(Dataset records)

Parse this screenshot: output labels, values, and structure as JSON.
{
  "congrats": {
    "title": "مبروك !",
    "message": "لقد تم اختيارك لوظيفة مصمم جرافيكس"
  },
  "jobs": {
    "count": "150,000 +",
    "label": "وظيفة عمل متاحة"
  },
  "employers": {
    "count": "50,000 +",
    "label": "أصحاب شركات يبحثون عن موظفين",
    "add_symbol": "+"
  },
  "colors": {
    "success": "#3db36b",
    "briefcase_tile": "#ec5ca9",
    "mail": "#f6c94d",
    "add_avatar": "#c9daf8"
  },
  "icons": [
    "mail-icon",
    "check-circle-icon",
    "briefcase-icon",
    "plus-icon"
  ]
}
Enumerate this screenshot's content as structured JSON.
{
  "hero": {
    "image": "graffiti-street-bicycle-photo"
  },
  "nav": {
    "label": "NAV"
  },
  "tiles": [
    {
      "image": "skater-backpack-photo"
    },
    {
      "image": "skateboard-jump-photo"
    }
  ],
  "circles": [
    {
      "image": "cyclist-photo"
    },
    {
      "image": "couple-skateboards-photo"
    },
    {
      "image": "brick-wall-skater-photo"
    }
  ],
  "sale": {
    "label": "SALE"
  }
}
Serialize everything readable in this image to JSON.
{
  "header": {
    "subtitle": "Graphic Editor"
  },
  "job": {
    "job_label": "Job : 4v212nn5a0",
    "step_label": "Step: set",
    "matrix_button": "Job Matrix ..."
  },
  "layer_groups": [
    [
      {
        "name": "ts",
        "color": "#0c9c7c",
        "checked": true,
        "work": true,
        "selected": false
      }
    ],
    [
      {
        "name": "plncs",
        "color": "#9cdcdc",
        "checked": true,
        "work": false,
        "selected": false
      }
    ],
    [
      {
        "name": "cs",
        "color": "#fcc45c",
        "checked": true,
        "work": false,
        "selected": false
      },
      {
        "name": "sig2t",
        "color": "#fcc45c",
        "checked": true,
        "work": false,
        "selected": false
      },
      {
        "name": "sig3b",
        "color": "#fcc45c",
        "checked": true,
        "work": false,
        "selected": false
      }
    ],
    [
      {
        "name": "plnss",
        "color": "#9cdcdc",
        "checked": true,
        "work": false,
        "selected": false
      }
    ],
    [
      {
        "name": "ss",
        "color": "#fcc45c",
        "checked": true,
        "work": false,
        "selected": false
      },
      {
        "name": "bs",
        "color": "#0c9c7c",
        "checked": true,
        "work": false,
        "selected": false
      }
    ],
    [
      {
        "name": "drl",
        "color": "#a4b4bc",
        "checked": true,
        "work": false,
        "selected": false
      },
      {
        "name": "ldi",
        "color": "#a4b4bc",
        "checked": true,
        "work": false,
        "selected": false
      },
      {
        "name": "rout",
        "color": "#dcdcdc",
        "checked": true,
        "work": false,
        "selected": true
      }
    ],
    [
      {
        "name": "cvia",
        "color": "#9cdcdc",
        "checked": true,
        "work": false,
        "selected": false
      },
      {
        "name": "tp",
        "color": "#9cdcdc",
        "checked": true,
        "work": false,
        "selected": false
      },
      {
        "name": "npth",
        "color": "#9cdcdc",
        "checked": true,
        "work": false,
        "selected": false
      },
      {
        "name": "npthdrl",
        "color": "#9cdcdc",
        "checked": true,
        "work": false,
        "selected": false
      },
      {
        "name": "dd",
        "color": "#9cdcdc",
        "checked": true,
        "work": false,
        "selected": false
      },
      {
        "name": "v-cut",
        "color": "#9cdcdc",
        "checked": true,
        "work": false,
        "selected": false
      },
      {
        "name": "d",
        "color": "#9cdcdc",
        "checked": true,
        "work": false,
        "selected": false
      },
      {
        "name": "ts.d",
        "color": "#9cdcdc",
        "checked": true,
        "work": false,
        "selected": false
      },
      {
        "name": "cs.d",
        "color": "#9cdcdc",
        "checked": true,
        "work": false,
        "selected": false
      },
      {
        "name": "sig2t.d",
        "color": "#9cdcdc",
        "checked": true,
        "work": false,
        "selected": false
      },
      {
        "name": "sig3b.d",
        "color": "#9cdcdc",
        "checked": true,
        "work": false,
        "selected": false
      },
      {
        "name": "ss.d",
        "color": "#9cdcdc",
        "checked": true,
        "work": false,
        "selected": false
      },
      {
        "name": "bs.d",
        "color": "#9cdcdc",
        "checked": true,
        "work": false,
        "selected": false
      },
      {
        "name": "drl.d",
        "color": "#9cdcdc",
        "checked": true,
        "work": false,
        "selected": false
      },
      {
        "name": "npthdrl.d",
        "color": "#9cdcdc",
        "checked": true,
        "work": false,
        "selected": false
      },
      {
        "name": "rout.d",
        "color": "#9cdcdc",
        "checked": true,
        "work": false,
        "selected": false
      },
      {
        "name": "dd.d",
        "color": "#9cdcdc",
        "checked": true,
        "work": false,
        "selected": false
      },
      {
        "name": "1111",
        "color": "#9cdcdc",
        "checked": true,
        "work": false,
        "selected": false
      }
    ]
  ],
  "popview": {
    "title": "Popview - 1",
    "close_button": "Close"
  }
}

Task directions → Lines that include the word "image" are to be extracted from the data above.

Result →
    "image": "graffiti-street-bicycle-photo"
      "image": "skater-backpack-photo"
      "image": "skateboard-jump-photo"
      "image": "cyclist-photo"
      "image": "couple-skateboards-photo"
      "image": "brick-wall-skater-photo"
Serialize everything readable in this image to JSON.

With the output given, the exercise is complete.